**Data records:**
══════════════════════════════
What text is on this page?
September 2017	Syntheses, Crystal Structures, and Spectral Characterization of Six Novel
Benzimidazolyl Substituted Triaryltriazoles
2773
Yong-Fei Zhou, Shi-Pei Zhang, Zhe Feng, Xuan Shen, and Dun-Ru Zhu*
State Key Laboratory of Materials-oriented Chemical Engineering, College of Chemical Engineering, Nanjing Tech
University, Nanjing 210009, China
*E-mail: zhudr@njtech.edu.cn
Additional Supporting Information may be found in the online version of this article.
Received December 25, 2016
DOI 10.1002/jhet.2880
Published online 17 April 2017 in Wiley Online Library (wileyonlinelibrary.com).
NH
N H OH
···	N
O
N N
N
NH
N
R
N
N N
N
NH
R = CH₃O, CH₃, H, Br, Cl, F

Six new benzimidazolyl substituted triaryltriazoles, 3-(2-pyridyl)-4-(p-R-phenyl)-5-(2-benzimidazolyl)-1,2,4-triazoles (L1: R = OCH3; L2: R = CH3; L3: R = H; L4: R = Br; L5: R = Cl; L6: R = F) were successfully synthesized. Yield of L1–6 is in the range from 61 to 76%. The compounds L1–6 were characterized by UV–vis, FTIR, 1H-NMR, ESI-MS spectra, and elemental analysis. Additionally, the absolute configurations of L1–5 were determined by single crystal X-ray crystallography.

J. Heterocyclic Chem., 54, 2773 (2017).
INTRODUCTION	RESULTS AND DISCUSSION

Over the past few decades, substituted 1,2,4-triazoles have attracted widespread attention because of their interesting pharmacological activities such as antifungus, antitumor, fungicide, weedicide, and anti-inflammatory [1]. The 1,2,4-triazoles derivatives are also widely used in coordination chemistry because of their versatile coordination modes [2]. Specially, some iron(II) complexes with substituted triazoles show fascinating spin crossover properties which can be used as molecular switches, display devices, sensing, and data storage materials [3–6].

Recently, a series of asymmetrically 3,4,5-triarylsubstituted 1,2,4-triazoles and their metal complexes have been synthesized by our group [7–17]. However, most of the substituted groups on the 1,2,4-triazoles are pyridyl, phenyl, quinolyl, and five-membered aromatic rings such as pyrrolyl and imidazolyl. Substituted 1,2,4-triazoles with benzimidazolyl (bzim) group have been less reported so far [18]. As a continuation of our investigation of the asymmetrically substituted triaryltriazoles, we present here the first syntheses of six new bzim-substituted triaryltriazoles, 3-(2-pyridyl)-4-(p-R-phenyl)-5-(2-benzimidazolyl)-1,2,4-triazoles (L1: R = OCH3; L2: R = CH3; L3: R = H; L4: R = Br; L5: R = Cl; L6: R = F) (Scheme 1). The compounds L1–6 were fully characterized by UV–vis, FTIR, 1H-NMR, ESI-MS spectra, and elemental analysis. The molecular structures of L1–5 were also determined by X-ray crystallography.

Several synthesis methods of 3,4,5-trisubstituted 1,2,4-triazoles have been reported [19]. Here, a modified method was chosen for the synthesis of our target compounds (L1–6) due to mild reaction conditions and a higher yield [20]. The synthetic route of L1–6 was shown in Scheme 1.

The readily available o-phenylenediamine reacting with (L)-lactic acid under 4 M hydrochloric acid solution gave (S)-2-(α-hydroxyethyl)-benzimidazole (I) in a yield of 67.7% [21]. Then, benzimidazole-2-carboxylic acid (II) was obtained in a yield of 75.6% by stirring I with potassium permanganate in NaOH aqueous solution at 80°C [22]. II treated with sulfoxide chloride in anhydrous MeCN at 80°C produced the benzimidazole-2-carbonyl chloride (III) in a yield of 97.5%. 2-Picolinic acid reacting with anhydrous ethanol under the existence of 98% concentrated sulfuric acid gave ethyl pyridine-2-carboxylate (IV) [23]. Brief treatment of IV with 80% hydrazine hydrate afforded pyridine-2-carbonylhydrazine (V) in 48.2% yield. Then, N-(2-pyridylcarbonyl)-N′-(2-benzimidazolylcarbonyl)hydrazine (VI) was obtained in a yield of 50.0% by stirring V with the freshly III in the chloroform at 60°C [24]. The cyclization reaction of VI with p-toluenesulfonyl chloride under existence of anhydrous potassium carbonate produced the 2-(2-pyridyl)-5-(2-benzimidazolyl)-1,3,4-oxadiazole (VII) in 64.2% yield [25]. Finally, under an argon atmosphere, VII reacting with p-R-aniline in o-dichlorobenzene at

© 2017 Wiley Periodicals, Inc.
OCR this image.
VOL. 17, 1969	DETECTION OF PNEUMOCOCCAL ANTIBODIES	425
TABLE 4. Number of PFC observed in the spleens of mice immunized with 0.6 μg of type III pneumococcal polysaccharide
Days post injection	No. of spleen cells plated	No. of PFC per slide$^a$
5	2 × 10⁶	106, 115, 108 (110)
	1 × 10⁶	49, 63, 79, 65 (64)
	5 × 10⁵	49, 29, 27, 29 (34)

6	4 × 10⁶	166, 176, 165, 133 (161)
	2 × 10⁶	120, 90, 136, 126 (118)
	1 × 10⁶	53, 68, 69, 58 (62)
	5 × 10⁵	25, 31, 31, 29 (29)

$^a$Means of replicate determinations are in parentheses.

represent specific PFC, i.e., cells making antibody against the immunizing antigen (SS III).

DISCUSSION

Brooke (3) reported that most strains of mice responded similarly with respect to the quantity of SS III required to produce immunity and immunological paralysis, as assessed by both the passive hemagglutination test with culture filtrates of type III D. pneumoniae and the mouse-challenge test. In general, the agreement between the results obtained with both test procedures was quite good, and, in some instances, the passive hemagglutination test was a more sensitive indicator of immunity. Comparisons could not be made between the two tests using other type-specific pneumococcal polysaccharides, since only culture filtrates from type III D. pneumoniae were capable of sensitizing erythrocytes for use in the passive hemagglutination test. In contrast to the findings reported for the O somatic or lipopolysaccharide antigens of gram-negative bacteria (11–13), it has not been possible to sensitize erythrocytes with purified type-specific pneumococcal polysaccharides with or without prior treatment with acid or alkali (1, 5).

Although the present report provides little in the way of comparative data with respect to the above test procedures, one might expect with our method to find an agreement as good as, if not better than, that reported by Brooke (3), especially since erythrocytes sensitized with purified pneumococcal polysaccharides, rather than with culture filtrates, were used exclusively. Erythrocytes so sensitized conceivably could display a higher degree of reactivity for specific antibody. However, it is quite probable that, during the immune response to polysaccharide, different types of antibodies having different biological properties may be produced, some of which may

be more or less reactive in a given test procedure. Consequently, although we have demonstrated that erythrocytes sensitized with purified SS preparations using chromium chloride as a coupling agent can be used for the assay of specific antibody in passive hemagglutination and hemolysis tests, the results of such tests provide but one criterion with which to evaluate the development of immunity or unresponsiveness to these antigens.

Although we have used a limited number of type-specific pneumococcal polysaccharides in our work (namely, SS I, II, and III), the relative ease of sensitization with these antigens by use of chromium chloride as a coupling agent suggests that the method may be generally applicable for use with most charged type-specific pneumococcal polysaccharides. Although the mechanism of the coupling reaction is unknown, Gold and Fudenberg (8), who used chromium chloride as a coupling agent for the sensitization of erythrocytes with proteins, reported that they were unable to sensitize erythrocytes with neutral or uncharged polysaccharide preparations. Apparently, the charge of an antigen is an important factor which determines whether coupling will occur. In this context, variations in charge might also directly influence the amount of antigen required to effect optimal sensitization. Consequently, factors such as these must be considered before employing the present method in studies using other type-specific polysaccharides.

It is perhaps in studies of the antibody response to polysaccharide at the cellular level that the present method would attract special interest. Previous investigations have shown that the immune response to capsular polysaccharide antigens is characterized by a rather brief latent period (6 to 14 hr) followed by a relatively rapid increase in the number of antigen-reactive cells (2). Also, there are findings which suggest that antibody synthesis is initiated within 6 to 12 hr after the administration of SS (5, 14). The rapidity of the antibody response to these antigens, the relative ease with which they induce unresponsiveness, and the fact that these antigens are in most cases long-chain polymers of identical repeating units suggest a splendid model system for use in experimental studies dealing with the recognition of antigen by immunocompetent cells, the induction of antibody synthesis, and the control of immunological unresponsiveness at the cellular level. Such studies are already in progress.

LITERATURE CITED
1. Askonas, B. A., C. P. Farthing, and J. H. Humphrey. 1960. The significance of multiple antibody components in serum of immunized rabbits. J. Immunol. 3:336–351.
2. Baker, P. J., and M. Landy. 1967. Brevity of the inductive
══════════════════════════════
**Exercise description:**
In the records above, find each line with the word "DISCUSSION" and copy it.

**Result for this task:**
INTRODUCTION	RESULTS AND DISCUSSION
DISCUSSION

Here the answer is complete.